Task to carry out:
Each entry below should be reproduced character for character.

[Recorded data]

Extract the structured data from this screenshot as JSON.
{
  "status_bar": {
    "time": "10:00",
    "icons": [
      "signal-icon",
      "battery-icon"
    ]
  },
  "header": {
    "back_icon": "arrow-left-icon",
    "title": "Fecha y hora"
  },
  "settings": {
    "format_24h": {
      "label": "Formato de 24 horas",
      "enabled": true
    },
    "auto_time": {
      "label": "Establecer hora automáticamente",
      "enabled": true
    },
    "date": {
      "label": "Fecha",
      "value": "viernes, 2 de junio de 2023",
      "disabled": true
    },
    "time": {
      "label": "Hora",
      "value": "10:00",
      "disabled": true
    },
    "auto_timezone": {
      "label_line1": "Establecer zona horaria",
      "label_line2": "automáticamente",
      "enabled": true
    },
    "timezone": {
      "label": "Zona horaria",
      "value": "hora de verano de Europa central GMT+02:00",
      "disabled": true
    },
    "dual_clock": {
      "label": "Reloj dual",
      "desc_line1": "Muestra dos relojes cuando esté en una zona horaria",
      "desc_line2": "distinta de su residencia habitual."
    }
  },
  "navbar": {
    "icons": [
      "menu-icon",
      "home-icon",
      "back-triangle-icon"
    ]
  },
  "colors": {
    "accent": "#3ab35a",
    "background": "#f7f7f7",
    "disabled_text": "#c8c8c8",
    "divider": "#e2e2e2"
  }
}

Answer to the problem:
Extract the structured data from this screenshot as JSON.
{
  "status_bar": {
    "time": "10:00",
    "icons": [
      "signal-icon",
      "battery-icon"
    ]
  },
  "header": {
    "back_icon": "arrow-left-icon",
    "title": "Fecha y hora"
  },
  "settings": {
    "format_24h": {
      "label": "Formato de 24 horas",
      "enabled": true
    },
    "auto_time": {
      "label": "Establecer hora automáticamente",
      "enabled": true
    },
    "date": {
      "label": "Fecha",
      "value": "viernes, 2 de junio de 2023",
      "disabled": true
    },
    "time": {
      "label": "Hora",
      "value": "10:00",
      "disabled": true
    },
    "auto_timezone": {
      "label_line1": "Establecer zona horaria",
      "label_line2": "automáticamente",
      "enabled": true
    },
    "timezone": {
      "label": "Zona horaria",
      "value": "hora de verano de Europa central GMT+02:00",
      "disabled": true
    },
    "dual_clock": {
      "label": "Reloj dual",
      "desc_line1": "Muestra dos relojes cuando esté en una zona horaria",
      "desc_line2": "distinta de su residencia habitual."
    }
  },
  "navbar": {
    "icons": [
      "menu-icon",
      "home-icon",
      "back-triangle-icon"
    ]
  },
  "colors": {
    "accent": "#3ab35a",
    "background": "#f7f7f7",
    "disabled_text": "#c8c8c8",
    "divider": "#e2e2e2"
  }
}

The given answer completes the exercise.